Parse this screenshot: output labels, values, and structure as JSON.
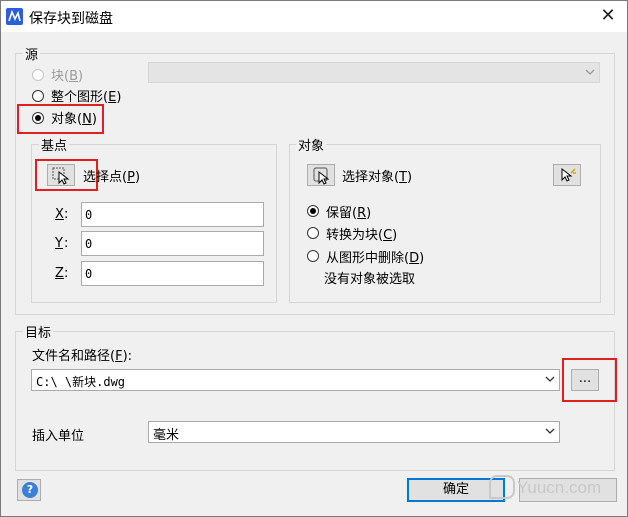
{
  "window": {
    "title": "保存块到磁盘",
    "close_glyph": "✕"
  },
  "source": {
    "label": "源",
    "block": {
      "label": "块",
      "key": "B",
      "selected": false,
      "enabled": false
    },
    "whole_drawing": {
      "label": "整个图形",
      "key": "E",
      "selected": false
    },
    "objects": {
      "label": "对象",
      "key": "N",
      "selected": true
    },
    "block_combo_value": ""
  },
  "base_point": {
    "label": "基点",
    "pick_label": "选择点",
    "pick_key": "P",
    "x": {
      "label": "X",
      "value": "0"
    },
    "y": {
      "label": "Y",
      "value": "0"
    },
    "z": {
      "label": "Z",
      "value": "0"
    }
  },
  "objects": {
    "label": "对象",
    "select_label": "选择对象",
    "select_key": "T",
    "retain": {
      "label": "保留",
      "key": "R",
      "selected": true
    },
    "convert": {
      "label": "转换为块",
      "key": "C",
      "selected": false
    },
    "delete": {
      "label": "从图形中删除",
      "key": "D",
      "selected": false
    },
    "status": "没有对象被选取"
  },
  "destination": {
    "label": "目标",
    "file_label": "文件名和路径",
    "file_key": "F",
    "file_value": "C:\\          \\新块.dwg",
    "browse_label": "...",
    "units_label": "插入单位",
    "units_value": "毫米"
  },
  "buttons": {
    "ok": "确定",
    "help": "?"
  },
  "watermark": "Yuucn.com"
}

--------

● **TO BE DONE**
Reproduce all of the data exactly; the pictures do not belong in the copy.

● **RESULT OF THE EXERCISE**
Parse this screenshot: output labels, values, and structure as JSON.
{
  "window": {
    "title": "保存块到磁盘",
    "close_glyph": "✕"
  },
  "source": {
    "label": "源",
    "block": {
      "label": "块",
      "key": "B",
      "selected": false,
      "enabled": false
    },
    "whole_drawing": {
      "label": "整个图形",
      "key": "E",
      "selected": false
    },
    "objects": {
      "label": "对象",
      "key": "N",
      "selected": true
    },
    "block_combo_value": ""
  },
  "base_point": {
    "label": "基点",
    "pick_label": "选择点",
    "pick_key": "P",
    "x": {
      "label": "X",
      "value": "0"
    },
    "y": {
      "label": "Y",
      "value": "0"
    },
    "z": {
      "label": "Z",
      "value": "0"
    }
  },
  "objects": {
    "label": "对象",
    "select_label": "选择对象",
    "select_key": "T",
    "retain": {
      "label": "保留",
      "key": "R",
      "selected": true
    },
    "convert": {
      "label": "转换为块",
      "key": "C",
      "selected": false
    },
    "delete": {
      "label": "从图形中删除",
      "key": "D",
      "selected": false
    },
    "status": "没有对象被选取"
  },
  "destination": {
    "label": "目标",
    "file_label": "文件名和路径",
    "file_key": "F",
    "file_value": "C:\\          \\新块.dwg",
    "browse_label": "...",
    "units_label": "插入单位",
    "units_value": "毫米"
  },
  "buttons": {
    "ok": "确定",
    "help": "?"
  },
  "watermark": "Yuucn.com"
}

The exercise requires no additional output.